— START OF SUPPLIED MATERIAL —

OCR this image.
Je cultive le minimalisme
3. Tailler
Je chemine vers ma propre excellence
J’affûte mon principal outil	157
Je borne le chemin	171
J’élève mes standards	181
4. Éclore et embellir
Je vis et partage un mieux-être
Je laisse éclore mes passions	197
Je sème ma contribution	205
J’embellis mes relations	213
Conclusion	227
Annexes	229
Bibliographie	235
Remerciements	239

— END OF SUPPLIED MATERIAL —

Transcribe the data above in full, exactly.

OCR this image.
Je cultive le minimalisme
3. Tailler
Je chemine vers ma propre excellence
J’affûte mon principal outil	157
Je borne le chemin	171
J’élève mes standards	181
4. Éclore et embellir
Je vis et partage un mieux-être
Je laisse éclore mes passions	197
Je sème ma contribution	205
J’embellis mes relations	213
Conclusion	227
Annexes	229
Bibliographie	235
Remerciements	239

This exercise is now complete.